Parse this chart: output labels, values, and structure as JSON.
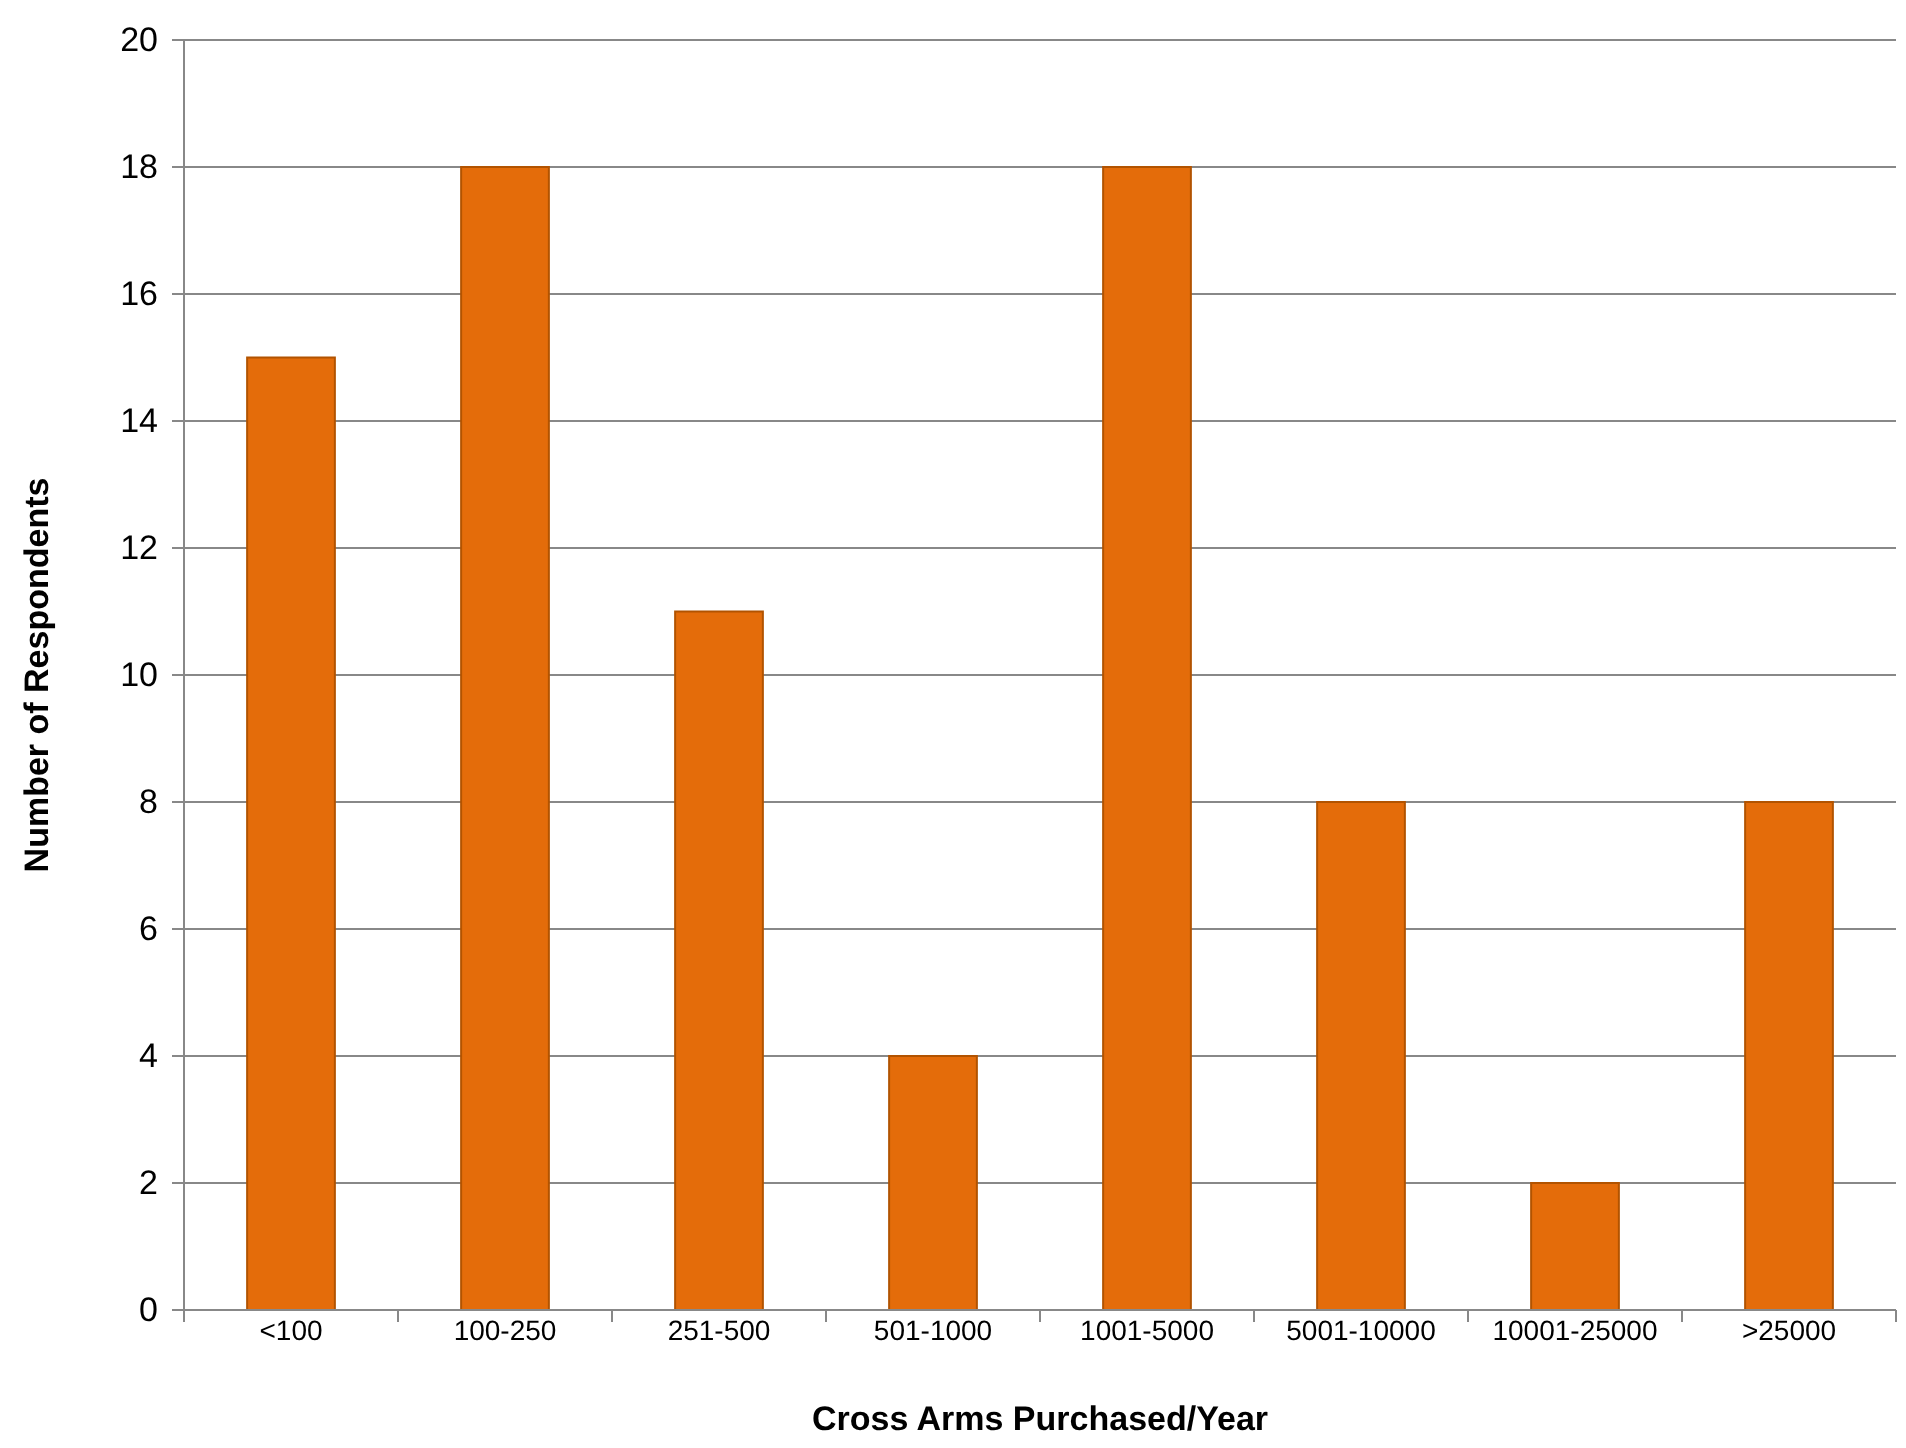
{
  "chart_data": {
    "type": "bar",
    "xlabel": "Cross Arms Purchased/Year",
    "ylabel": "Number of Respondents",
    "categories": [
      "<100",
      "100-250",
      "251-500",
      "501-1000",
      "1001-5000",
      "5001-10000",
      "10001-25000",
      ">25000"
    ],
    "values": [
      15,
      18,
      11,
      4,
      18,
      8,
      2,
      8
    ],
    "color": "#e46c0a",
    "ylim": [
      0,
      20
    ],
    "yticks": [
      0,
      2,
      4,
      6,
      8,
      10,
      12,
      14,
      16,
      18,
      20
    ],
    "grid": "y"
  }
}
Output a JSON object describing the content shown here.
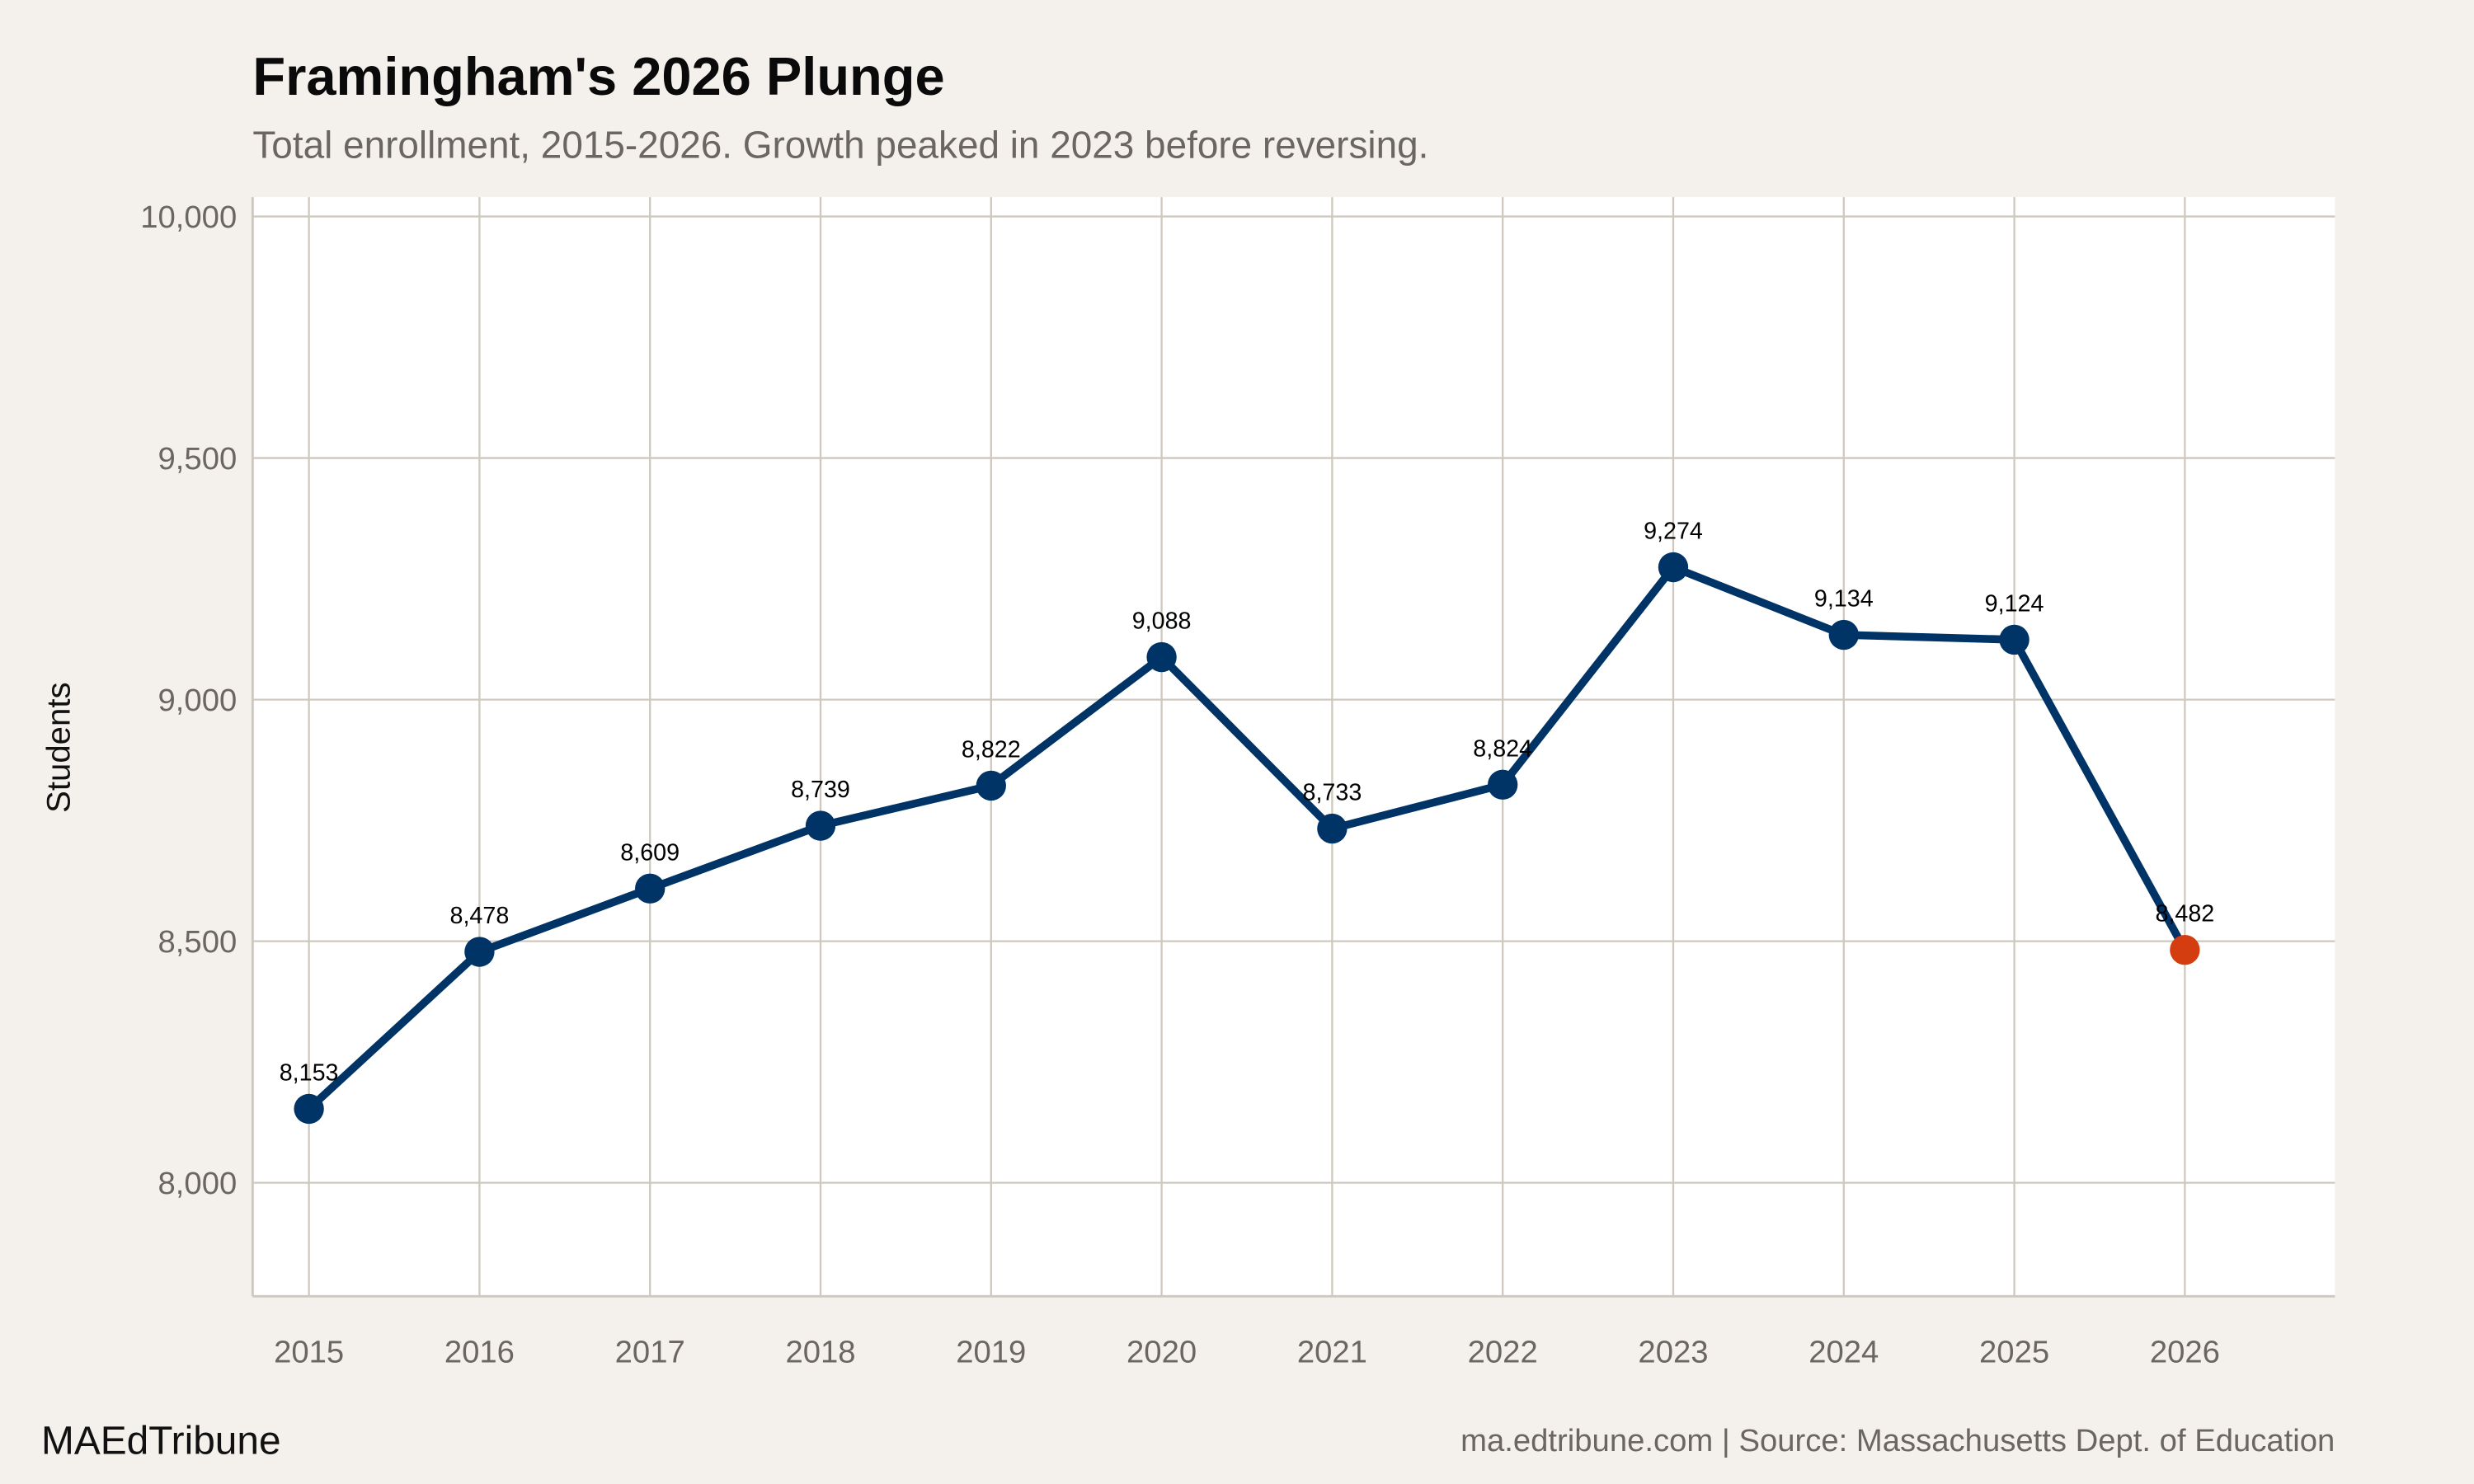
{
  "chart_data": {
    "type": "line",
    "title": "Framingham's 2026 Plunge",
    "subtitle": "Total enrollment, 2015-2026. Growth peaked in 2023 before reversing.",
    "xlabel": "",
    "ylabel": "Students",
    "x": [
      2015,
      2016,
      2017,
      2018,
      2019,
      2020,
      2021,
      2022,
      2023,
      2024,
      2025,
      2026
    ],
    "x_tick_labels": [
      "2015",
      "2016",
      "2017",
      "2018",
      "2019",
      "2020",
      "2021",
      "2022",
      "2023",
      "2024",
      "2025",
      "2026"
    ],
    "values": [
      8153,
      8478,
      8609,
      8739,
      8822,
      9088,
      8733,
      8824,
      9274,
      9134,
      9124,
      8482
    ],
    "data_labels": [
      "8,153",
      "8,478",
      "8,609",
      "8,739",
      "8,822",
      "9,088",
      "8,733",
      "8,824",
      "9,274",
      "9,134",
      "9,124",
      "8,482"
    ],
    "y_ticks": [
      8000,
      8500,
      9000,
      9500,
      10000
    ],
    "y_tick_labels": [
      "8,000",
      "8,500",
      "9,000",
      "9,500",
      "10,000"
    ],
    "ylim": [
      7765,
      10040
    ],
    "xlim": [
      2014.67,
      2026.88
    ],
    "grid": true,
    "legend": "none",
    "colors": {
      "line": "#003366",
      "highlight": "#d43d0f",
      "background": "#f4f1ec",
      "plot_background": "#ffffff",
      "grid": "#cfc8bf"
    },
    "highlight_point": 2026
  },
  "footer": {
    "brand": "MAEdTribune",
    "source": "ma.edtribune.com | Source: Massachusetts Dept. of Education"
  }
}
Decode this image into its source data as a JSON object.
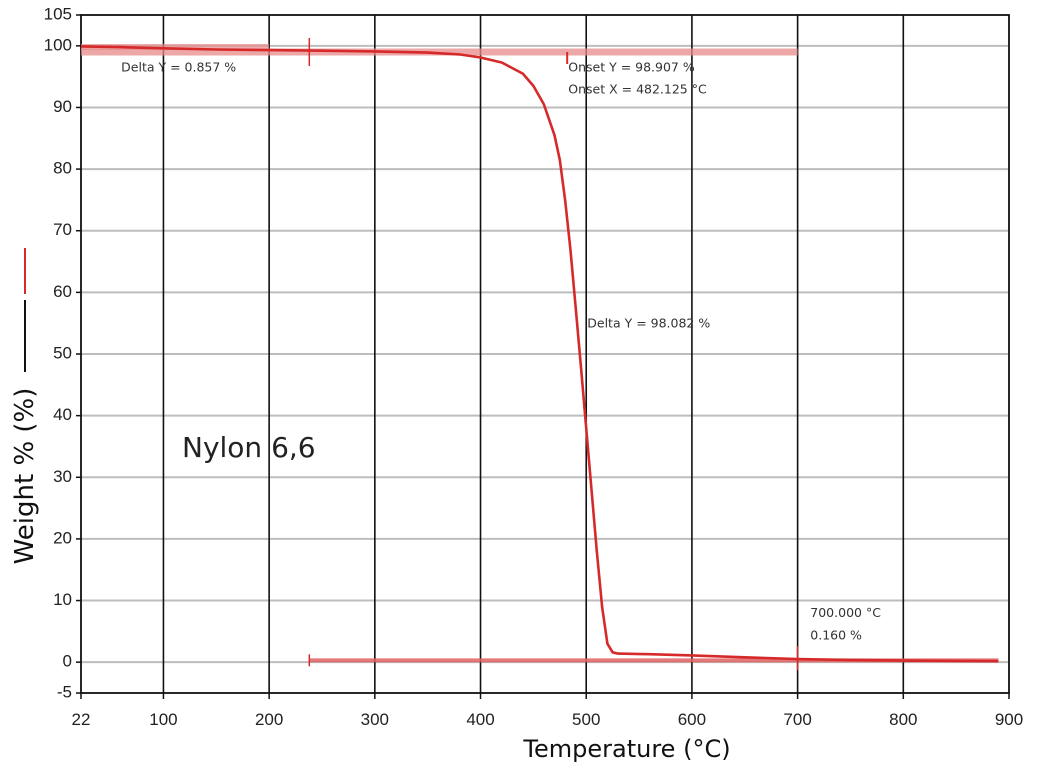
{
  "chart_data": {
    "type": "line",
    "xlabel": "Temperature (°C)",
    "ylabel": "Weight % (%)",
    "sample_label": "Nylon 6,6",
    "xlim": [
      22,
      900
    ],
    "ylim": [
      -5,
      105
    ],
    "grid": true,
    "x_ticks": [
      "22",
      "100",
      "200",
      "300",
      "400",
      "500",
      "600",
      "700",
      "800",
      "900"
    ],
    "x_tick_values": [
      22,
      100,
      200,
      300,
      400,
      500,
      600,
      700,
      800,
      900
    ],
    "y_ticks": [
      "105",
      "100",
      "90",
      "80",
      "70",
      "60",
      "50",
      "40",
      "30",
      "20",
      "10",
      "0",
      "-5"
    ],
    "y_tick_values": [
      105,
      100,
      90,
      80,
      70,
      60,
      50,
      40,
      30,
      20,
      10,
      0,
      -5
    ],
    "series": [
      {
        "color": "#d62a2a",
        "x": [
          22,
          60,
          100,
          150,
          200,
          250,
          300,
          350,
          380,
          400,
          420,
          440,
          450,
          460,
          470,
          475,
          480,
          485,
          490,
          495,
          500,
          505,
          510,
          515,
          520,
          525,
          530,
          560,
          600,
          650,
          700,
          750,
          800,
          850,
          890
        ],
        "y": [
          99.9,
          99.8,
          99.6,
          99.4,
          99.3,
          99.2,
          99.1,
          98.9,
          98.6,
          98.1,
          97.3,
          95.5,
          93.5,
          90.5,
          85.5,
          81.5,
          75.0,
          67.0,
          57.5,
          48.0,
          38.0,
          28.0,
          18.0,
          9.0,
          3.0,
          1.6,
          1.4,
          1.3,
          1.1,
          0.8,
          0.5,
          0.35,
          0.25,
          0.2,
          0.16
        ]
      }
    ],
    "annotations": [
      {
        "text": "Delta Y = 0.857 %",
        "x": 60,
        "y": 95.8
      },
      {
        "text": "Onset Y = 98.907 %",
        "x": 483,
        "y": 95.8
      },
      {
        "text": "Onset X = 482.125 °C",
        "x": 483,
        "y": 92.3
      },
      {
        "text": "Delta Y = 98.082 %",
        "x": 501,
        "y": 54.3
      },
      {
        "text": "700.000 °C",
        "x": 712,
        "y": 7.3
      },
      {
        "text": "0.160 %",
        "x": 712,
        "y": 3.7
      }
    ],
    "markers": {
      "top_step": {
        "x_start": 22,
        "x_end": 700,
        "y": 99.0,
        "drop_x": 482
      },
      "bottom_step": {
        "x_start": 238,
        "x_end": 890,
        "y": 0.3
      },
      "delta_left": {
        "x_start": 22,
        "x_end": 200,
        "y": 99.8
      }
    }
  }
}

**Requirement**
All lines of the data above that include the word "source" must be shown.

**Task solution**
    "source": "ma.edtribune.com | Source: Massachusetts Dept. of Education"
Decode this image into its source data as a JSON object.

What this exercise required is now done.